● PROBLEM TO SOLVE
Go through the material below and copy all lines with "células".

● DATASET ROWS
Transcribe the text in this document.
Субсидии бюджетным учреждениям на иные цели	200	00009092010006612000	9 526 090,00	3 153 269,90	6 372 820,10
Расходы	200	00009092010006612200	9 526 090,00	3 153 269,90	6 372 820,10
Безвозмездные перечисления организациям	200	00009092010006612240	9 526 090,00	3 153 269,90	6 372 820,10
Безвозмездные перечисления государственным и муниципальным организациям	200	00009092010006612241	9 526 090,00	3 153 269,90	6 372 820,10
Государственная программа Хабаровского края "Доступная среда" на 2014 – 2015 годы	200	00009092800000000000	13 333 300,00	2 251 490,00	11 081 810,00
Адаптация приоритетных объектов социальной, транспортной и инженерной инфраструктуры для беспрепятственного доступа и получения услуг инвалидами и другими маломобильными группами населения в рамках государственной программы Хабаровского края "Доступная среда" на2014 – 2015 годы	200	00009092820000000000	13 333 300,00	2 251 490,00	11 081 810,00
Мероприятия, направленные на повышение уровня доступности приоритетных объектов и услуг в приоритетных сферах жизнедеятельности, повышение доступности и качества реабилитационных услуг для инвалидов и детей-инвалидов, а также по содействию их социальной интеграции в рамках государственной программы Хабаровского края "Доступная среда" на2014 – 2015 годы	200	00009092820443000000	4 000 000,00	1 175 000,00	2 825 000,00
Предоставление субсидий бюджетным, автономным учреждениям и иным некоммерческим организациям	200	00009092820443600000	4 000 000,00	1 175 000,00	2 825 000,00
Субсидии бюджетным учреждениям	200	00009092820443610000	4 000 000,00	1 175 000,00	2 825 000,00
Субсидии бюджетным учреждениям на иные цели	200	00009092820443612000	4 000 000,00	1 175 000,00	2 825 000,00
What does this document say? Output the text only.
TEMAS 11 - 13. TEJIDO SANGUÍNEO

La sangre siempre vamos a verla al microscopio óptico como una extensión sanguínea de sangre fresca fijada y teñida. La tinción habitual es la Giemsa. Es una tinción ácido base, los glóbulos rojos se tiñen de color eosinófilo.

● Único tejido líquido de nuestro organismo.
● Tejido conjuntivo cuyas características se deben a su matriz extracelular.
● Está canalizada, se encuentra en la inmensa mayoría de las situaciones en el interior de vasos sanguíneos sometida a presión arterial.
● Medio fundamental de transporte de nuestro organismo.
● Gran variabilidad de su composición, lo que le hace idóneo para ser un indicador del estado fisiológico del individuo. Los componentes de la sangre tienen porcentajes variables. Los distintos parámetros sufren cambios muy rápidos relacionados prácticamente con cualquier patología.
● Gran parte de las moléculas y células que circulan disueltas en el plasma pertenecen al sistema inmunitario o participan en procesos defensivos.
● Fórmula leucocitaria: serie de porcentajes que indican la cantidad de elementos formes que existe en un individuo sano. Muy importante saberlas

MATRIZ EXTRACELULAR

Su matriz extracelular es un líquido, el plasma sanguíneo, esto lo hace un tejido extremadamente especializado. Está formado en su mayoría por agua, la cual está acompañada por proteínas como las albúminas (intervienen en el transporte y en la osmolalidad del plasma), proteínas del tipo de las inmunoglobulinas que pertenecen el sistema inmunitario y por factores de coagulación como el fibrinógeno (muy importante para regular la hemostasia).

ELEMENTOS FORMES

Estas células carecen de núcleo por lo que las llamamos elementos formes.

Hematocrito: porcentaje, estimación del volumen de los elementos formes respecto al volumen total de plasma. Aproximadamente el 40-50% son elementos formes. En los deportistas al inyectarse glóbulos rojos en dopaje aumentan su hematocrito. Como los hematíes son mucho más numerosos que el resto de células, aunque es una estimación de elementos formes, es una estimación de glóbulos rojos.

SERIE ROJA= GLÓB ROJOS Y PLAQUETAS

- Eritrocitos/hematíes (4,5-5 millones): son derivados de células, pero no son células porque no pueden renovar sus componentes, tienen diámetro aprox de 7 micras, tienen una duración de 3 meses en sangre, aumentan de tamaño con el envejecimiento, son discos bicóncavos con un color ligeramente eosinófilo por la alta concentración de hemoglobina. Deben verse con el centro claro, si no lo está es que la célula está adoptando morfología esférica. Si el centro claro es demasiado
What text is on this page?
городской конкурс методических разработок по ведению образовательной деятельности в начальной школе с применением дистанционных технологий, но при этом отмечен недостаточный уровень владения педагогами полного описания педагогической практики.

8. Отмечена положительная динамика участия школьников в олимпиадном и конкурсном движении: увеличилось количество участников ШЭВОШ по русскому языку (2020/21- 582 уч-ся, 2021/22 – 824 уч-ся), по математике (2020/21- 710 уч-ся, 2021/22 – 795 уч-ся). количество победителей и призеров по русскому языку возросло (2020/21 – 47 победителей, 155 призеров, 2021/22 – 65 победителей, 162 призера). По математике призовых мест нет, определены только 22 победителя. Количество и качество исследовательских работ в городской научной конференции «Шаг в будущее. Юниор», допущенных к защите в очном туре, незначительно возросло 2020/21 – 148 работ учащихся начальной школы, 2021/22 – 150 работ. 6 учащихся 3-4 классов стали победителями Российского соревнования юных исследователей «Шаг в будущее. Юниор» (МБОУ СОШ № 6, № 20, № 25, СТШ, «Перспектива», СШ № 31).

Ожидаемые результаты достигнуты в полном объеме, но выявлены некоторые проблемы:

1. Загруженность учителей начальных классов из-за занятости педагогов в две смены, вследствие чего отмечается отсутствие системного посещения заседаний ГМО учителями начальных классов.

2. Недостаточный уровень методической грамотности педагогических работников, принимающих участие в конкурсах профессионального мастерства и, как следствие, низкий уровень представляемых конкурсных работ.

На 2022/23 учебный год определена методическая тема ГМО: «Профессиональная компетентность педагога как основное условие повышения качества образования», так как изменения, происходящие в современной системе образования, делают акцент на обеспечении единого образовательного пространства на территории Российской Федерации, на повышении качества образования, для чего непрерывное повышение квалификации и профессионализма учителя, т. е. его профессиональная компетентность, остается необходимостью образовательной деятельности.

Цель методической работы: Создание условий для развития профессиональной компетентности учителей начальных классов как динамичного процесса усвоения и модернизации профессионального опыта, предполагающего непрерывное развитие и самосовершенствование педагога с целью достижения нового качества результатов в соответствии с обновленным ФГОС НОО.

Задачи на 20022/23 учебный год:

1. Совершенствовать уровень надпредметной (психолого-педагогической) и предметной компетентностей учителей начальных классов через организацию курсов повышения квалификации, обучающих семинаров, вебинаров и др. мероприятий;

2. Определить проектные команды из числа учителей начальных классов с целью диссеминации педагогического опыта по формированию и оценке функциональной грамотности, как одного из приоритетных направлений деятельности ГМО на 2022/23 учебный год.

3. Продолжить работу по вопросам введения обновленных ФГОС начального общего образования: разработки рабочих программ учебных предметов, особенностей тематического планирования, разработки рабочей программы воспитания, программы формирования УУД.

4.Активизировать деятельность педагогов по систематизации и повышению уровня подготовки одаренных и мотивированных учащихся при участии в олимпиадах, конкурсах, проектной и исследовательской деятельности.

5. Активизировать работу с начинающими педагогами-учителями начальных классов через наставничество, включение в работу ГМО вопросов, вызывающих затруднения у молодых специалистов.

● REPLY
● Gran parte de las moléculas y células que circulan disueltas en el plasma pertenecen al sistema inmunitario o participan en procesos defensivos.
Estas células carecen de núcleo por lo que las llamamos elementos formes.
Hematocrito: porcentaje, estimación del volumen de los elementos formes respecto al volumen total de plasma. Aproximadamente el 40-50% son elementos formes. En los deportistas al inyectarse glóbulos rojos en dopaje aumentan su hematocrito. Como los hematíes son mucho más numerosos que el resto de células, aunque es una estimación de elementos formes, es una estimación de glóbulos rojos.
- Eritrocitos/hematíes (4,5-5 millones): son derivados de células, pero no son células porque no pueden renovar sus componentes, tienen diámetro aprox de 7 micras, tienen una duración de 3 meses en sangre, aumentan de tamaño con el envejecimiento, son discos bicóncavos con un color ligeramente eosinófilo por la alta concentración de hemoglobina. Deben verse con el centro claro, si no lo está es que la célula está adoptando morfología esférica. Si el centro claro es demasiado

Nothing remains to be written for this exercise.